### To be done
How many lines of these entries hold the string "this"? Answer with the number alone.

-- begin Rows --

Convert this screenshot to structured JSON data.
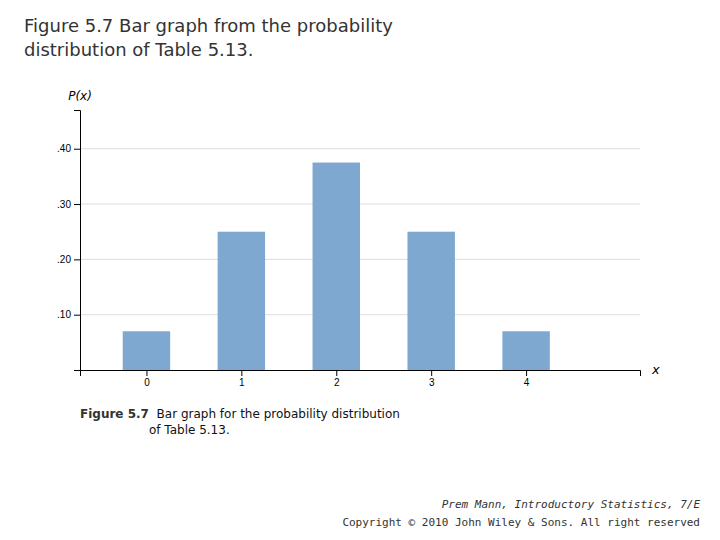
{
  "chart_data": {
    "type": "bar",
    "title": "Figure 5.7 Bar graph from the probability\ndistribution of Table 5.13.",
    "x_label": "x",
    "y_label": "P(x)",
    "x": [
      0,
      1,
      2,
      3,
      4
    ],
    "values": [
      0.07,
      0.25,
      0.375,
      0.25,
      0.07
    ],
    "color": "#7fa8d0",
    "xlim": [
      -0.7,
      5.2
    ],
    "xticks": [
      0,
      1,
      2,
      3,
      4
    ],
    "ylim": [
      0,
      0.47
    ],
    "yticks": [
      {
        "value": 0.1,
        "label": ".10"
      },
      {
        "value": 0.2,
        "label": ".20"
      },
      {
        "value": 0.3,
        "label": ".30"
      },
      {
        "value": 0.4,
        "label": ".40"
      }
    ],
    "grid": true,
    "annotations": [
      "Figure 5.7",
      "  Bar graph for the probability distribution\nof Table 5.13.",
      "Prem Mann, Introductory Statistics, 7/E",
      "Copyright © 2010 John Wiley & Sons. All right reserved"
    ]
  }
}
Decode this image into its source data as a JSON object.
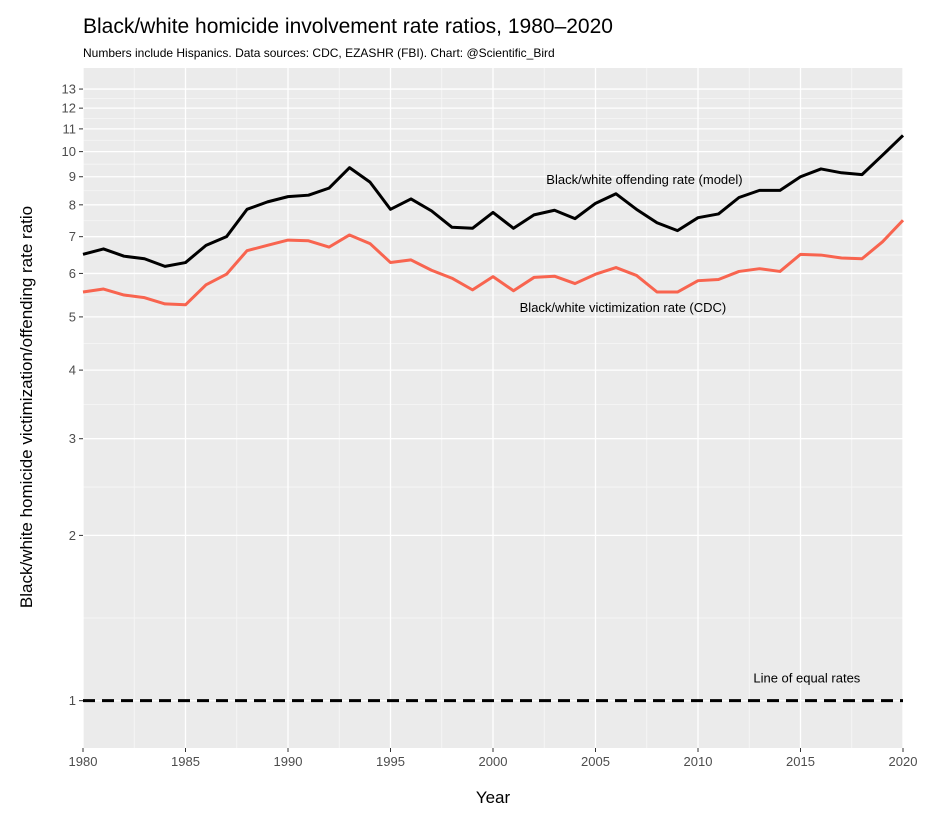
{
  "chart_data": {
    "type": "line",
    "title": "Black/white homicide involvement rate ratios, 1980–2020",
    "subtitle": "Numbers include Hispanics. Data sources: CDC, EZASHR (FBI). Chart: @Scientific_Bird",
    "xlabel": "Year",
    "ylabel": "Black/white homicide victimization/offending rate ratio",
    "y_scale": "log",
    "xlim": [
      1980,
      2020
    ],
    "ylim": [
      0.82,
      14.2
    ],
    "x_ticks": [
      1980,
      1985,
      1990,
      1995,
      2000,
      2005,
      2010,
      2015,
      2020
    ],
    "y_ticks": [
      1,
      2,
      3,
      4,
      5,
      6,
      7,
      8,
      9,
      10,
      11,
      12,
      13
    ],
    "x": [
      1980,
      1981,
      1982,
      1983,
      1984,
      1985,
      1986,
      1987,
      1988,
      1989,
      1990,
      1991,
      1992,
      1993,
      1994,
      1995,
      1996,
      1997,
      1998,
      1999,
      2000,
      2001,
      2002,
      2003,
      2004,
      2005,
      2006,
      2007,
      2008,
      2009,
      2010,
      2011,
      2012,
      2013,
      2014,
      2015,
      2016,
      2017,
      2018,
      2019,
      2020
    ],
    "series": [
      {
        "name": "Black/white offending rate (model)",
        "color": "#000000",
        "values": [
          6.5,
          6.65,
          6.45,
          6.38,
          6.18,
          6.28,
          6.75,
          7.0,
          7.85,
          8.1,
          8.28,
          8.33,
          8.58,
          9.35,
          8.8,
          7.85,
          8.2,
          7.8,
          7.28,
          7.25,
          7.75,
          7.25,
          7.67,
          7.82,
          7.55,
          8.05,
          8.38,
          7.85,
          7.42,
          7.18,
          7.58,
          7.7,
          8.25,
          8.5,
          8.5,
          9.0,
          9.3,
          9.15,
          9.08,
          9.85,
          10.7
        ]
      },
      {
        "name": "Black/white victimization rate (CDC)",
        "color": "#f8644f",
        "values": [
          5.55,
          5.62,
          5.48,
          5.42,
          5.28,
          5.26,
          5.72,
          5.98,
          6.6,
          6.75,
          6.9,
          6.88,
          6.7,
          7.05,
          6.8,
          6.28,
          6.35,
          6.08,
          5.88,
          5.6,
          5.92,
          5.58,
          5.9,
          5.93,
          5.75,
          5.98,
          6.15,
          5.95,
          5.55,
          5.55,
          5.82,
          5.85,
          6.05,
          6.12,
          6.05,
          6.5,
          6.48,
          6.4,
          6.38,
          6.85,
          7.5
        ]
      }
    ],
    "reference_line": {
      "label": "Line of equal rates",
      "value": 1,
      "style": "dashed",
      "color": "#000000"
    },
    "annotations": [
      {
        "text": "Black/white offending rate (model)",
        "x": 2002.6,
        "y": 8.9
      },
      {
        "text": "Black/white victimization rate (CDC)",
        "x": 2001.3,
        "y": 5.2
      },
      {
        "text": "Line of equal rates",
        "x": 2012.7,
        "y": 1.1
      }
    ],
    "grid": true,
    "legend": "none"
  }
}
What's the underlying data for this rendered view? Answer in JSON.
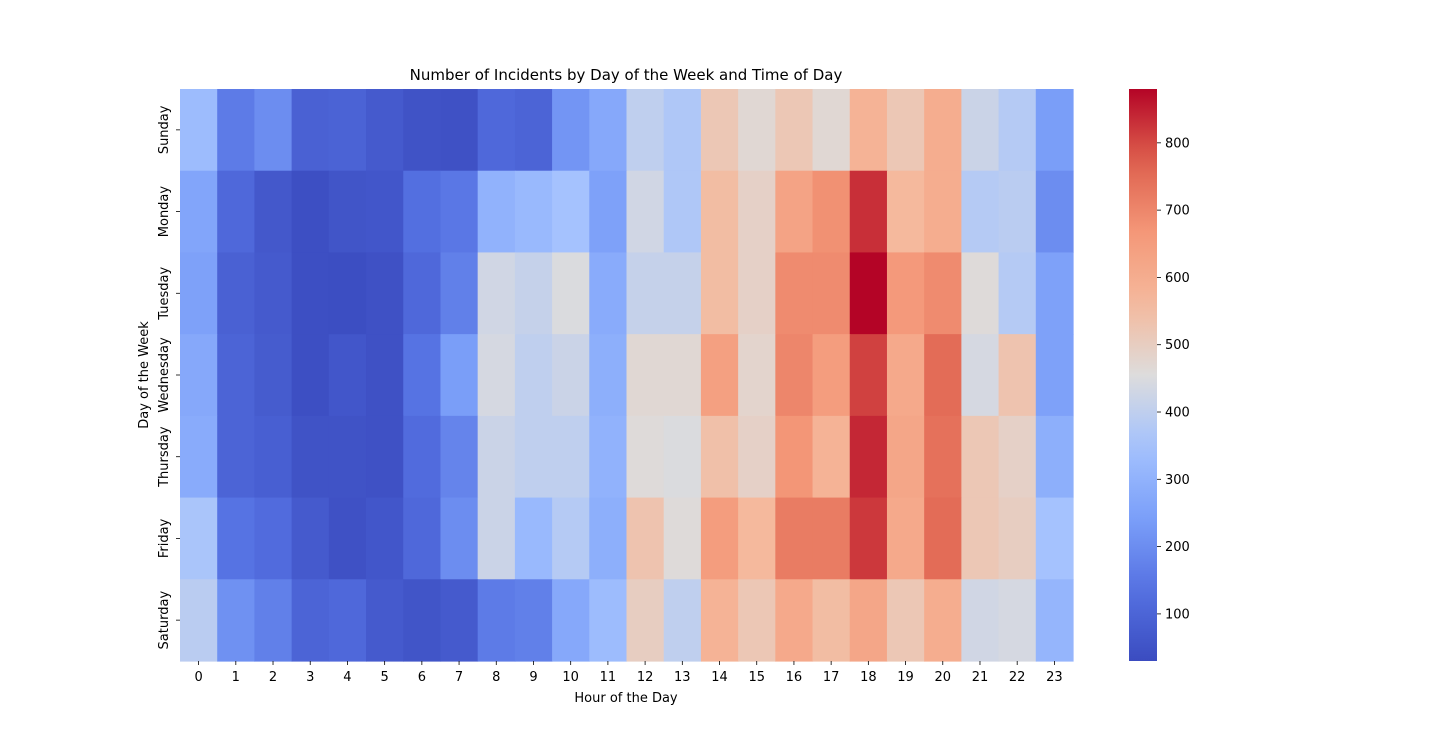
{
  "chart_data": {
    "type": "heatmap",
    "title": "Number of Incidents by Day of the Week and Time of Day",
    "xlabel": "Hour of the Day",
    "ylabel": "Day of the Week",
    "x_categories": [
      "0",
      "1",
      "2",
      "3",
      "4",
      "5",
      "6",
      "7",
      "8",
      "9",
      "10",
      "11",
      "12",
      "13",
      "14",
      "15",
      "16",
      "17",
      "18",
      "19",
      "20",
      "21",
      "22",
      "23"
    ],
    "y_categories": [
      "Sunday",
      "Monday",
      "Tuesday",
      "Wednesday",
      "Thursday",
      "Friday",
      "Saturday"
    ],
    "values": [
      [
        330,
        160,
        200,
        90,
        95,
        70,
        50,
        45,
        110,
        100,
        220,
        270,
        400,
        370,
        520,
        470,
        520,
        470,
        580,
        520,
        600,
        420,
        380,
        240
      ],
      [
        260,
        110,
        65,
        40,
        55,
        60,
        130,
        150,
        300,
        320,
        350,
        250,
        430,
        370,
        550,
        490,
        630,
        680,
        830,
        560,
        600,
        380,
        390,
        200
      ],
      [
        250,
        90,
        70,
        40,
        35,
        45,
        110,
        170,
        430,
        410,
        450,
        280,
        410,
        410,
        550,
        490,
        690,
        690,
        880,
        660,
        690,
        460,
        380,
        250
      ],
      [
        270,
        100,
        75,
        40,
        60,
        45,
        140,
        240,
        440,
        400,
        420,
        290,
        470,
        470,
        640,
        480,
        700,
        650,
        810,
        610,
        750,
        440,
        530,
        250
      ],
      [
        280,
        100,
        85,
        50,
        50,
        45,
        120,
        180,
        420,
        400,
        400,
        300,
        460,
        450,
        540,
        490,
        670,
        580,
        840,
        620,
        740,
        520,
        490,
        290
      ],
      [
        360,
        140,
        120,
        70,
        45,
        60,
        110,
        200,
        420,
        320,
        380,
        290,
        530,
        460,
        650,
        560,
        720,
        720,
        820,
        610,
        750,
        520,
        500,
        350
      ],
      [
        390,
        210,
        170,
        100,
        110,
        70,
        55,
        70,
        160,
        170,
        270,
        330,
        500,
        400,
        580,
        520,
        610,
        550,
        620,
        520,
        600,
        430,
        440,
        310
      ]
    ],
    "colorbar": {
      "cmap": "coolwarm",
      "range": [
        30,
        880
      ],
      "ticks": [
        "100",
        "200",
        "300",
        "400",
        "500",
        "600",
        "700",
        "800"
      ]
    }
  }
}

-- end Rows --

### Full answer
3